- **Problem**: Every line below containing the word "screenshot" should be found and copied.

+++ Supplied material +++

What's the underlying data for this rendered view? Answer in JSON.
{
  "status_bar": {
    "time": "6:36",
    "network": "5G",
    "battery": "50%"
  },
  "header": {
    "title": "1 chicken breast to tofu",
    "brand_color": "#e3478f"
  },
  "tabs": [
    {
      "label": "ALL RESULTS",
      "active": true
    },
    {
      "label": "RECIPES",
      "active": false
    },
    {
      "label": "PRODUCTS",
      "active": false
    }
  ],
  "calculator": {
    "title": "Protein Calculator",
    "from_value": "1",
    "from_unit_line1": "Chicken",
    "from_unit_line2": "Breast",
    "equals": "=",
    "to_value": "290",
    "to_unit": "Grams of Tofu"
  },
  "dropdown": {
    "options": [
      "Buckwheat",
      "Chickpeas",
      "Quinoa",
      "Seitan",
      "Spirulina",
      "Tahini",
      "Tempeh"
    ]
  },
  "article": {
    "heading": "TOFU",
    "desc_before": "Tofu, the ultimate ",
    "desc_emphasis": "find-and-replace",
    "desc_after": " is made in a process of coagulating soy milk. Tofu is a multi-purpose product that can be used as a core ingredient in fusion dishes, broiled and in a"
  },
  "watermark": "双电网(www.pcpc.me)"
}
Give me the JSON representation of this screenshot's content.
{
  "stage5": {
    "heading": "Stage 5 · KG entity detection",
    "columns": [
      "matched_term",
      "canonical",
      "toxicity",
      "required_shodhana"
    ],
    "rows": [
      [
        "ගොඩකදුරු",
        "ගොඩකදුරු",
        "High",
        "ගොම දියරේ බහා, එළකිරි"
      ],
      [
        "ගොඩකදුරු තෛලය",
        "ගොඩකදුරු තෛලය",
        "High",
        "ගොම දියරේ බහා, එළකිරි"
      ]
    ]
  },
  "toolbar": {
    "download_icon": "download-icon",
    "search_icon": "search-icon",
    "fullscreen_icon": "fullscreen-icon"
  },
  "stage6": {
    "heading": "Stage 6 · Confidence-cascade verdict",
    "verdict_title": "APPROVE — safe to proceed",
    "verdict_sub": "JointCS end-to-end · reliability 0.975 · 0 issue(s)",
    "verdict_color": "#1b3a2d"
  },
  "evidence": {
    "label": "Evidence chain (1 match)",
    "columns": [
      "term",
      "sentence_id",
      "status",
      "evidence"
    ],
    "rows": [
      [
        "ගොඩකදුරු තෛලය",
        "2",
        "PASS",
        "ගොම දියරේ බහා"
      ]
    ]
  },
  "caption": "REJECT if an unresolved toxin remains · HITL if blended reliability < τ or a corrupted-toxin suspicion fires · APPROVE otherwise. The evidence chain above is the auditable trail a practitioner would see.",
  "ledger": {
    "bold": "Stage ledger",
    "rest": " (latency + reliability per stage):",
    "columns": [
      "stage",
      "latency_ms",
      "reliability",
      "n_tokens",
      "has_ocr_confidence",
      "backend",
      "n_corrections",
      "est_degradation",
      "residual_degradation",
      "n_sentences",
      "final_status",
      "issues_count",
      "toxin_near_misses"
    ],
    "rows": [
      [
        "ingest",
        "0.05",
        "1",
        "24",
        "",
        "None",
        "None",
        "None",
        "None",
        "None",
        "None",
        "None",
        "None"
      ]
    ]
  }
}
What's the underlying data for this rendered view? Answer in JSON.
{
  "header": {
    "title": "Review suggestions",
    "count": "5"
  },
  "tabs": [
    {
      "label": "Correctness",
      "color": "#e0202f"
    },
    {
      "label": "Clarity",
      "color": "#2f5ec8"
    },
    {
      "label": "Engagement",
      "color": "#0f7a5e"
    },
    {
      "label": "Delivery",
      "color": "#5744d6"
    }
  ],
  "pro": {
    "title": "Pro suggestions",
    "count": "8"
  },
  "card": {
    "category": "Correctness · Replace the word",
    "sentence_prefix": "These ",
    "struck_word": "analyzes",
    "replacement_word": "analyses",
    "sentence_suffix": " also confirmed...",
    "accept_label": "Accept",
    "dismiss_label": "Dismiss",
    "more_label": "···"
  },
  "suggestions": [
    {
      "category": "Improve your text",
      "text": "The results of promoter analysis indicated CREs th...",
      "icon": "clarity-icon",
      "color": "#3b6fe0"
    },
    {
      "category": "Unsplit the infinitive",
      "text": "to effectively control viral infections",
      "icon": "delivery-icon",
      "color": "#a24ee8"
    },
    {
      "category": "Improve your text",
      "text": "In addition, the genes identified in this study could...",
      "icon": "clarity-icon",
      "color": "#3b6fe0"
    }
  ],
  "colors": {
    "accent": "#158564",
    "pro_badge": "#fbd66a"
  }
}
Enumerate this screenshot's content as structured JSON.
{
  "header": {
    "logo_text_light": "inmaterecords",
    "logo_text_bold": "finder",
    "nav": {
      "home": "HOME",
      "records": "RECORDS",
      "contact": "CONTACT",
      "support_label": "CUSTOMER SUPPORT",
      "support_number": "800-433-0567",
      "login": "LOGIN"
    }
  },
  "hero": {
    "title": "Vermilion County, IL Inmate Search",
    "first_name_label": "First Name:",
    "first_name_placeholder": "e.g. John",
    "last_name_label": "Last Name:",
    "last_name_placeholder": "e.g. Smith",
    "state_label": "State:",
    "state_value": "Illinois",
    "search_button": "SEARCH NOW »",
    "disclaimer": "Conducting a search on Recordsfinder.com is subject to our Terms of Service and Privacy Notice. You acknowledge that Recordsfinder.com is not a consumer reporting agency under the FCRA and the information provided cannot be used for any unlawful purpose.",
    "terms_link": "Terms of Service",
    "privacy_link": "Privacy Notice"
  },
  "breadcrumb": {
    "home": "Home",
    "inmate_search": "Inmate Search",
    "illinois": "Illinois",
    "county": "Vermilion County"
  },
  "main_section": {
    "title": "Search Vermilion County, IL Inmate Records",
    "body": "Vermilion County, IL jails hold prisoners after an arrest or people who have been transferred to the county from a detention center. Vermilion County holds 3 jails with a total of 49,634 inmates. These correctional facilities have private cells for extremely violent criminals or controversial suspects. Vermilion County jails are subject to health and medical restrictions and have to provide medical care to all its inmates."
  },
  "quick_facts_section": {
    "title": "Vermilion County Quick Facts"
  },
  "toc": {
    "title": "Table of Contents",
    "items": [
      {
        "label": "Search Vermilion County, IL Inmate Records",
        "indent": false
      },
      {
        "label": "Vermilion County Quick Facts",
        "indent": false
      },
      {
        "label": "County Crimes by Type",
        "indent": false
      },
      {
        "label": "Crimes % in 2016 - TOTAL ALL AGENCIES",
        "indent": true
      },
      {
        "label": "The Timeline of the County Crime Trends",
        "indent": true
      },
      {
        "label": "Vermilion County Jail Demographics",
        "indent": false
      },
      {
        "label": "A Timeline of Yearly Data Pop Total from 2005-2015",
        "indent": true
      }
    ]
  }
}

+++

- **Written solution**:
Give me the JSON representation of this screenshot's content.
Enumerate this screenshot's content as structured JSON.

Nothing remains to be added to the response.